— BEGIN Exercise input —

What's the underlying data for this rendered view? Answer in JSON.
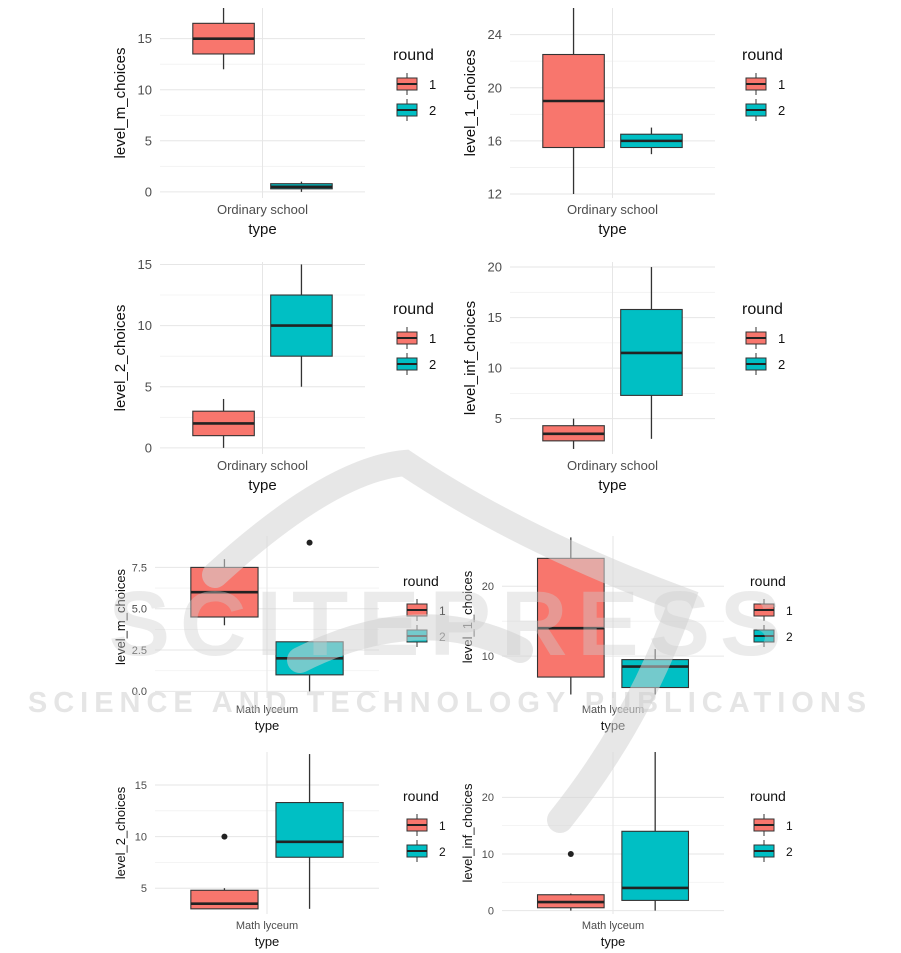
{
  "watermark": {
    "logo_text": "SCITEPRESS",
    "tagline": "SCIENCE AND TECHNOLOGY PUBLICATIONS"
  },
  "legend": {
    "title": "round",
    "entries": [
      "1",
      "2"
    ]
  },
  "colors": {
    "round_1": "#F8766D",
    "round_2": "#00BFC4",
    "median": "#222222",
    "grid": "#e6e6e6"
  },
  "chart_data": [
    {
      "type": "boxplot",
      "xlabel": "type",
      "ylabel": "level_m_choices",
      "categories": [
        "Ordinary school"
      ],
      "ylim": [
        -0.6,
        18
      ],
      "yticks": [
        0,
        5,
        10,
        15
      ],
      "ytick_labels": [
        "0",
        "5",
        "10",
        "15"
      ],
      "series": [
        {
          "name": "1",
          "q1": 13.5,
          "median": 15.0,
          "q3": 16.5,
          "whisker_low": 12.0,
          "whisker_high": 18.0,
          "outliers": []
        },
        {
          "name": "2",
          "q1": 0.3,
          "median": 0.5,
          "q3": 0.8,
          "whisker_low": 0.0,
          "whisker_high": 1.0,
          "outliers": []
        }
      ]
    },
    {
      "type": "boxplot",
      "xlabel": "type",
      "ylabel": "level_1_choices",
      "categories": [
        "Ordinary school"
      ],
      "ylim": [
        11.7,
        26.0
      ],
      "yticks": [
        12,
        16,
        20,
        24
      ],
      "ytick_labels": [
        "12",
        "16",
        "20",
        "24"
      ],
      "series": [
        {
          "name": "1",
          "q1": 15.5,
          "median": 19.0,
          "q3": 22.5,
          "whisker_low": 12.0,
          "whisker_high": 26.0,
          "outliers": []
        },
        {
          "name": "2",
          "q1": 15.5,
          "median": 16.0,
          "q3": 16.5,
          "whisker_low": 15.0,
          "whisker_high": 17.0,
          "outliers": []
        }
      ]
    },
    {
      "type": "boxplot",
      "xlabel": "type",
      "ylabel": "level_2_choices",
      "categories": [
        "Ordinary school"
      ],
      "ylim": [
        -0.5,
        15.2
      ],
      "yticks": [
        0,
        5,
        10,
        15
      ],
      "ytick_labels": [
        "0",
        "5",
        "10",
        "15"
      ],
      "series": [
        {
          "name": "1",
          "q1": 1.0,
          "median": 2.0,
          "q3": 3.0,
          "whisker_low": 0.0,
          "whisker_high": 4.0,
          "outliers": []
        },
        {
          "name": "2",
          "q1": 7.5,
          "median": 10.0,
          "q3": 12.5,
          "whisker_low": 5.0,
          "whisker_high": 15.0,
          "outliers": []
        }
      ]
    },
    {
      "type": "boxplot",
      "xlabel": "type",
      "ylabel": "level_inf_choices",
      "categories": [
        "Ordinary school"
      ],
      "ylim": [
        1.5,
        20.5
      ],
      "yticks": [
        5,
        10,
        15,
        20
      ],
      "ytick_labels": [
        "5",
        "10",
        "15",
        "20"
      ],
      "series": [
        {
          "name": "1",
          "q1": 2.8,
          "median": 3.5,
          "q3": 4.3,
          "whisker_low": 2.0,
          "whisker_high": 5.0,
          "outliers": []
        },
        {
          "name": "2",
          "q1": 7.3,
          "median": 11.5,
          "q3": 15.8,
          "whisker_low": 3.0,
          "whisker_high": 20.0,
          "outliers": []
        }
      ]
    },
    {
      "type": "boxplot",
      "xlabel": "type",
      "ylabel": "level_m_choices",
      "categories": [
        "Math lyceum"
      ],
      "ylim": [
        -0.4,
        9.4
      ],
      "yticks": [
        0,
        2.5,
        5,
        7.5
      ],
      "ytick_labels": [
        "0.0",
        "2.5",
        "5.0",
        "7.5"
      ],
      "series": [
        {
          "name": "1",
          "q1": 4.5,
          "median": 6.0,
          "q3": 7.5,
          "whisker_low": 4.0,
          "whisker_high": 8.0,
          "outliers": []
        },
        {
          "name": "2",
          "q1": 1.0,
          "median": 2.0,
          "q3": 3.0,
          "whisker_low": 0.0,
          "whisker_high": 3.0,
          "outliers": [
            9.0
          ]
        }
      ]
    },
    {
      "type": "boxplot",
      "xlabel": "type",
      "ylabel": "level_1_choices",
      "categories": [
        "Math lyceum"
      ],
      "ylim": [
        4.0,
        27.2
      ],
      "yticks": [
        10,
        20
      ],
      "ytick_labels": [
        "10",
        "20"
      ],
      "series": [
        {
          "name": "1",
          "q1": 7.0,
          "median": 14.0,
          "q3": 24.0,
          "whisker_low": 4.5,
          "whisker_high": 27.0,
          "outliers": []
        },
        {
          "name": "2",
          "q1": 5.5,
          "median": 8.5,
          "q3": 9.5,
          "whisker_low": 4.5,
          "whisker_high": 11.0,
          "outliers": []
        }
      ]
    },
    {
      "type": "boxplot",
      "xlabel": "type",
      "ylabel": "level_2_choices",
      "categories": [
        "Math lyceum"
      ],
      "ylim": [
        2.5,
        18.2
      ],
      "yticks": [
        5,
        10,
        15
      ],
      "ytick_labels": [
        "5",
        "10",
        "15"
      ],
      "series": [
        {
          "name": "1",
          "q1": 3.0,
          "median": 3.5,
          "q3": 4.8,
          "whisker_low": 3.0,
          "whisker_high": 5.0,
          "outliers": [
            10.0
          ]
        },
        {
          "name": "2",
          "q1": 8.0,
          "median": 9.5,
          "q3": 13.3,
          "whisker_low": 3.0,
          "whisker_high": 18.0,
          "outliers": []
        }
      ]
    },
    {
      "type": "boxplot",
      "xlabel": "type",
      "ylabel": "level_inf_choices",
      "categories": [
        "Math lyceum"
      ],
      "ylim": [
        -0.6,
        28.0
      ],
      "yticks": [
        0,
        10,
        20
      ],
      "ytick_labels": [
        "0",
        "10",
        "20"
      ],
      "series": [
        {
          "name": "1",
          "q1": 0.5,
          "median": 1.5,
          "q3": 2.8,
          "whisker_low": 0.0,
          "whisker_high": 3.0,
          "outliers": [
            10.0
          ]
        },
        {
          "name": "2",
          "q1": 1.8,
          "median": 4.0,
          "q3": 14.0,
          "whisker_low": 0.0,
          "whisker_high": 28.0,
          "outliers": []
        }
      ]
    }
  ]
}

— END Exercise input —

§ **Objective**:
Quote every record above exactly, leaving out any pictures.

§ **Answer for this exercise**:
What's the underlying data for this rendered view? Answer in JSON.
{
  "watermark": {
    "logo_text": "SCITEPRESS",
    "tagline": "SCIENCE AND TECHNOLOGY PUBLICATIONS"
  },
  "legend": {
    "title": "round",
    "entries": [
      "1",
      "2"
    ]
  },
  "colors": {
    "round_1": "#F8766D",
    "round_2": "#00BFC4",
    "median": "#222222",
    "grid": "#e6e6e6"
  },
  "chart_data": [
    {
      "type": "boxplot",
      "xlabel": "type",
      "ylabel": "level_m_choices",
      "categories": [
        "Ordinary school"
      ],
      "ylim": [
        -0.6,
        18
      ],
      "yticks": [
        0,
        5,
        10,
        15
      ],
      "ytick_labels": [
        "0",
        "5",
        "10",
        "15"
      ],
      "series": [
        {
          "name": "1",
          "q1": 13.5,
          "median": 15.0,
          "q3": 16.5,
          "whisker_low": 12.0,
          "whisker_high": 18.0,
          "outliers": []
        },
        {
          "name": "2",
          "q1": 0.3,
          "median": 0.5,
          "q3": 0.8,
          "whisker_low": 0.0,
          "whisker_high": 1.0,
          "outliers": []
        }
      ]
    },
    {
      "type": "boxplot",
      "xlabel": "type",
      "ylabel": "level_1_choices",
      "categories": [
        "Ordinary school"
      ],
      "ylim": [
        11.7,
        26.0
      ],
      "yticks": [
        12,
        16,
        20,
        24
      ],
      "ytick_labels": [
        "12",
        "16",
        "20",
        "24"
      ],
      "series": [
        {
          "name": "1",
          "q1": 15.5,
          "median": 19.0,
          "q3": 22.5,
          "whisker_low": 12.0,
          "whisker_high": 26.0,
          "outliers": []
        },
        {
          "name": "2",
          "q1": 15.5,
          "median": 16.0,
          "q3": 16.5,
          "whisker_low": 15.0,
          "whisker_high": 17.0,
          "outliers": []
        }
      ]
    },
    {
      "type": "boxplot",
      "xlabel": "type",
      "ylabel": "level_2_choices",
      "categories": [
        "Ordinary school"
      ],
      "ylim": [
        -0.5,
        15.2
      ],
      "yticks": [
        0,
        5,
        10,
        15
      ],
      "ytick_labels": [
        "0",
        "5",
        "10",
        "15"
      ],
      "series": [
        {
          "name": "1",
          "q1": 1.0,
          "median": 2.0,
          "q3": 3.0,
          "whisker_low": 0.0,
          "whisker_high": 4.0,
          "outliers": []
        },
        {
          "name": "2",
          "q1": 7.5,
          "median": 10.0,
          "q3": 12.5,
          "whisker_low": 5.0,
          "whisker_high": 15.0,
          "outliers": []
        }
      ]
    },
    {
      "type": "boxplot",
      "xlabel": "type",
      "ylabel": "level_inf_choices",
      "categories": [
        "Ordinary school"
      ],
      "ylim": [
        1.5,
        20.5
      ],
      "yticks": [
        5,
        10,
        15,
        20
      ],
      "ytick_labels": [
        "5",
        "10",
        "15",
        "20"
      ],
      "series": [
        {
          "name": "1",
          "q1": 2.8,
          "median": 3.5,
          "q3": 4.3,
          "whisker_low": 2.0,
          "whisker_high": 5.0,
          "outliers": []
        },
        {
          "name": "2",
          "q1": 7.3,
          "median": 11.5,
          "q3": 15.8,
          "whisker_low": 3.0,
          "whisker_high": 20.0,
          "outliers": []
        }
      ]
    },
    {
      "type": "boxplot",
      "xlabel": "type",
      "ylabel": "level_m_choices",
      "categories": [
        "Math lyceum"
      ],
      "ylim": [
        -0.4,
        9.4
      ],
      "yticks": [
        0,
        2.5,
        5,
        7.5
      ],
      "ytick_labels": [
        "0.0",
        "2.5",
        "5.0",
        "7.5"
      ],
      "series": [
        {
          "name": "1",
          "q1": 4.5,
          "median": 6.0,
          "q3": 7.5,
          "whisker_low": 4.0,
          "whisker_high": 8.0,
          "outliers": []
        },
        {
          "name": "2",
          "q1": 1.0,
          "median": 2.0,
          "q3": 3.0,
          "whisker_low": 0.0,
          "whisker_high": 3.0,
          "outliers": [
            9.0
          ]
        }
      ]
    },
    {
      "type": "boxplot",
      "xlabel": "type",
      "ylabel": "level_1_choices",
      "categories": [
        "Math lyceum"
      ],
      "ylim": [
        4.0,
        27.2
      ],
      "yticks": [
        10,
        20
      ],
      "ytick_labels": [
        "10",
        "20"
      ],
      "series": [
        {
          "name": "1",
          "q1": 7.0,
          "median": 14.0,
          "q3": 24.0,
          "whisker_low": 4.5,
          "whisker_high": 27.0,
          "outliers": []
        },
        {
          "name": "2",
          "q1": 5.5,
          "median": 8.5,
          "q3": 9.5,
          "whisker_low": 4.5,
          "whisker_high": 11.0,
          "outliers": []
        }
      ]
    },
    {
      "type": "boxplot",
      "xlabel": "type",
      "ylabel": "level_2_choices",
      "categories": [
        "Math lyceum"
      ],
      "ylim": [
        2.5,
        18.2
      ],
      "yticks": [
        5,
        10,
        15
      ],
      "ytick_labels": [
        "5",
        "10",
        "15"
      ],
      "series": [
        {
          "name": "1",
          "q1": 3.0,
          "median": 3.5,
          "q3": 4.8,
          "whisker_low": 3.0,
          "whisker_high": 5.0,
          "outliers": [
            10.0
          ]
        },
        {
          "name": "2",
          "q1": 8.0,
          "median": 9.5,
          "q3": 13.3,
          "whisker_low": 3.0,
          "whisker_high": 18.0,
          "outliers": []
        }
      ]
    },
    {
      "type": "boxplot",
      "xlabel": "type",
      "ylabel": "level_inf_choices",
      "categories": [
        "Math lyceum"
      ],
      "ylim": [
        -0.6,
        28.0
      ],
      "yticks": [
        0,
        10,
        20
      ],
      "ytick_labels": [
        "0",
        "10",
        "20"
      ],
      "series": [
        {
          "name": "1",
          "q1": 0.5,
          "median": 1.5,
          "q3": 2.8,
          "whisker_low": 0.0,
          "whisker_high": 3.0,
          "outliers": [
            10.0
          ]
        },
        {
          "name": "2",
          "q1": 1.8,
          "median": 4.0,
          "q3": 14.0,
          "whisker_low": 0.0,
          "whisker_high": 28.0,
          "outliers": []
        }
      ]
    }
  ]
}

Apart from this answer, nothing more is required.